(Excerpts from a figure dataset)
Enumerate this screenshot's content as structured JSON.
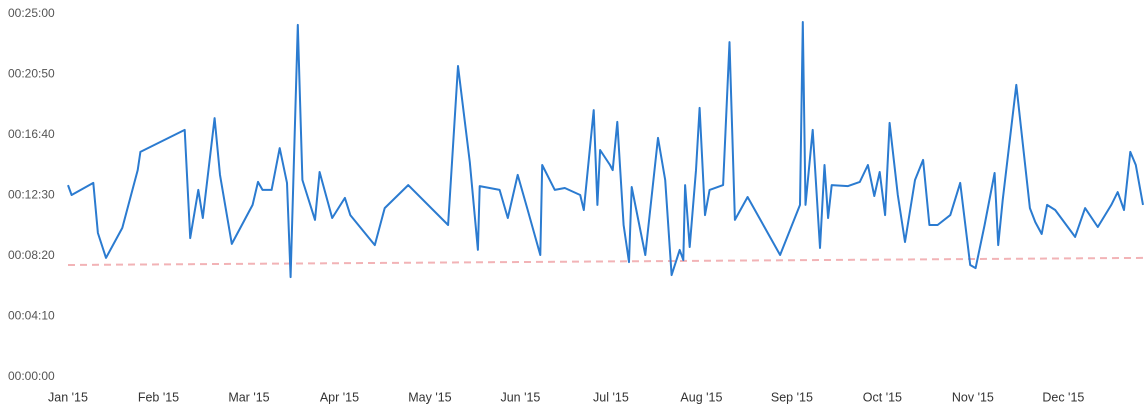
{
  "chart_data": {
    "type": "line",
    "xlim": [
      0,
      11.88
    ],
    "xticks": [
      {
        "value": 0,
        "label": "Jan '15"
      },
      {
        "value": 1,
        "label": "Feb '15"
      },
      {
        "value": 2,
        "label": "Mar '15"
      },
      {
        "value": 3,
        "label": "Apr '15"
      },
      {
        "value": 4,
        "label": "May '15"
      },
      {
        "value": 5,
        "label": "Jun '15"
      },
      {
        "value": 6,
        "label": "Jul '15"
      },
      {
        "value": 7,
        "label": "Aug '15"
      },
      {
        "value": 8,
        "label": "Sep '15"
      },
      {
        "value": 9,
        "label": "Oct '15"
      },
      {
        "value": 10,
        "label": "Nov '15"
      },
      {
        "value": 11,
        "label": "Dec '15"
      }
    ],
    "ylim": [
      0,
      1500
    ],
    "yticks": [
      {
        "value": 0,
        "label": "00:00:00"
      },
      {
        "value": 250,
        "label": "00:04:10"
      },
      {
        "value": 500,
        "label": "00:08:20"
      },
      {
        "value": 750,
        "label": "00:12:30"
      },
      {
        "value": 1000,
        "label": "00:16:40"
      },
      {
        "value": 1250,
        "label": "00:20:50"
      },
      {
        "value": 1500,
        "label": "00:25:00"
      }
    ],
    "x": [
      0,
      0.04,
      0.28,
      0.33,
      0.42,
      0.6,
      0.77,
      0.8,
      1.29,
      1.35,
      1.44,
      1.49,
      1.62,
      1.68,
      1.81,
      2.04,
      2.1,
      2.15,
      2.25,
      2.34,
      2.42,
      2.46,
      2.54,
      2.59,
      2.73,
      2.78,
      2.92,
      3.06,
      3.12,
      3.39,
      3.5,
      3.76,
      4.2,
      4.31,
      4.44,
      4.53,
      4.55,
      4.77,
      4.86,
      4.97,
      5.08,
      5.22,
      5.24,
      5.38,
      5.49,
      5.66,
      5.7,
      5.81,
      5.85,
      5.88,
      5.99,
      6.02,
      6.07,
      6.14,
      6.2,
      6.23,
      6.38,
      6.52,
      6.6,
      6.67,
      6.76,
      6.8,
      6.82,
      6.87,
      6.94,
      6.98,
      7.04,
      7.09,
      7.24,
      7.31,
      7.37,
      7.51,
      7.87,
      8.09,
      8.12,
      8.15,
      8.23,
      8.31,
      8.36,
      8.4,
      8.44,
      8.62,
      8.75,
      8.84,
      8.91,
      8.97,
      9.03,
      9.08,
      9.17,
      9.25,
      9.36,
      9.45,
      9.52,
      9.61,
      9.75,
      9.86,
      9.97,
      10.03,
      10.13,
      10.24,
      10.28,
      10.33,
      10.48,
      10.63,
      10.69,
      10.76,
      10.82,
      10.91,
      11.13,
      11.24,
      11.38,
      11.53,
      11.6,
      11.67,
      11.74,
      11.8,
      11.88
    ],
    "values": [
      793,
      752,
      802,
      595,
      492,
      616,
      855,
      930,
      1021,
      574,
      773,
      657,
      1070,
      835,
      550,
      711,
      806,
      773,
      773,
      946,
      802,
      413,
      1455,
      814,
      649,
      847,
      657,
      740,
      669,
      545,
      698,
      793,
      628,
      1285,
      888,
      525,
      789,
      773,
      657,
      835,
      690,
      504,
      876,
      773,
      781,
      752,
      690,
      1103,
      711,
      938,
      876,
      855,
      1054,
      628,
      475,
      785,
      504,
      988,
      814,
      421,
      525,
      483,
      793,
      537,
      855,
      1112,
      669,
      773,
      793,
      1384,
      649,
      744,
      504,
      711,
      1467,
      711,
      1021,
      533,
      876,
      657,
      793,
      789,
      806,
      876,
      748,
      847,
      669,
      1050,
      752,
      558,
      814,
      897,
      628,
      628,
      669,
      802,
      463,
      450,
      628,
      843,
      545,
      731,
      1207,
      698,
      640,
      591,
      711,
      690,
      579,
      698,
      620,
      711,
      764,
      690,
      930,
      876,
      711
    ],
    "color": "#2b7bd0",
    "reference_line": {
      "x": [
        0,
        11.88
      ],
      "values": [
        463,
        492
      ],
      "color": "#f2b3b6"
    }
  }
}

REQUIRED WORK:
Send back the data above word for word, with the pictures left out.

TASK ANSWER:
Enumerate this screenshot's content as structured JSON.
{
  "chart_data": {
    "type": "line",
    "xlim": [
      0,
      11.88
    ],
    "xticks": [
      {
        "value": 0,
        "label": "Jan '15"
      },
      {
        "value": 1,
        "label": "Feb '15"
      },
      {
        "value": 2,
        "label": "Mar '15"
      },
      {
        "value": 3,
        "label": "Apr '15"
      },
      {
        "value": 4,
        "label": "May '15"
      },
      {
        "value": 5,
        "label": "Jun '15"
      },
      {
        "value": 6,
        "label": "Jul '15"
      },
      {
        "value": 7,
        "label": "Aug '15"
      },
      {
        "value": 8,
        "label": "Sep '15"
      },
      {
        "value": 9,
        "label": "Oct '15"
      },
      {
        "value": 10,
        "label": "Nov '15"
      },
      {
        "value": 11,
        "label": "Dec '15"
      }
    ],
    "ylim": [
      0,
      1500
    ],
    "yticks": [
      {
        "value": 0,
        "label": "00:00:00"
      },
      {
        "value": 250,
        "label": "00:04:10"
      },
      {
        "value": 500,
        "label": "00:08:20"
      },
      {
        "value": 750,
        "label": "00:12:30"
      },
      {
        "value": 1000,
        "label": "00:16:40"
      },
      {
        "value": 1250,
        "label": "00:20:50"
      },
      {
        "value": 1500,
        "label": "00:25:00"
      }
    ],
    "x": [
      0,
      0.04,
      0.28,
      0.33,
      0.42,
      0.6,
      0.77,
      0.8,
      1.29,
      1.35,
      1.44,
      1.49,
      1.62,
      1.68,
      1.81,
      2.04,
      2.1,
      2.15,
      2.25,
      2.34,
      2.42,
      2.46,
      2.54,
      2.59,
      2.73,
      2.78,
      2.92,
      3.06,
      3.12,
      3.39,
      3.5,
      3.76,
      4.2,
      4.31,
      4.44,
      4.53,
      4.55,
      4.77,
      4.86,
      4.97,
      5.08,
      5.22,
      5.24,
      5.38,
      5.49,
      5.66,
      5.7,
      5.81,
      5.85,
      5.88,
      5.99,
      6.02,
      6.07,
      6.14,
      6.2,
      6.23,
      6.38,
      6.52,
      6.6,
      6.67,
      6.76,
      6.8,
      6.82,
      6.87,
      6.94,
      6.98,
      7.04,
      7.09,
      7.24,
      7.31,
      7.37,
      7.51,
      7.87,
      8.09,
      8.12,
      8.15,
      8.23,
      8.31,
      8.36,
      8.4,
      8.44,
      8.62,
      8.75,
      8.84,
      8.91,
      8.97,
      9.03,
      9.08,
      9.17,
      9.25,
      9.36,
      9.45,
      9.52,
      9.61,
      9.75,
      9.86,
      9.97,
      10.03,
      10.13,
      10.24,
      10.28,
      10.33,
      10.48,
      10.63,
      10.69,
      10.76,
      10.82,
      10.91,
      11.13,
      11.24,
      11.38,
      11.53,
      11.6,
      11.67,
      11.74,
      11.8,
      11.88
    ],
    "values": [
      793,
      752,
      802,
      595,
      492,
      616,
      855,
      930,
      1021,
      574,
      773,
      657,
      1070,
      835,
      550,
      711,
      806,
      773,
      773,
      946,
      802,
      413,
      1455,
      814,
      649,
      847,
      657,
      740,
      669,
      545,
      698,
      793,
      628,
      1285,
      888,
      525,
      789,
      773,
      657,
      835,
      690,
      504,
      876,
      773,
      781,
      752,
      690,
      1103,
      711,
      938,
      876,
      855,
      1054,
      628,
      475,
      785,
      504,
      988,
      814,
      421,
      525,
      483,
      793,
      537,
      855,
      1112,
      669,
      773,
      793,
      1384,
      649,
      744,
      504,
      711,
      1467,
      711,
      1021,
      533,
      876,
      657,
      793,
      789,
      806,
      876,
      748,
      847,
      669,
      1050,
      752,
      558,
      814,
      897,
      628,
      628,
      669,
      802,
      463,
      450,
      628,
      843,
      545,
      731,
      1207,
      698,
      640,
      591,
      711,
      690,
      579,
      698,
      620,
      711,
      764,
      690,
      930,
      876,
      711
    ],
    "color": "#2b7bd0",
    "reference_line": {
      "x": [
        0,
        11.88
      ],
      "values": [
        463,
        492
      ],
      "color": "#f2b3b6"
    }
  }
}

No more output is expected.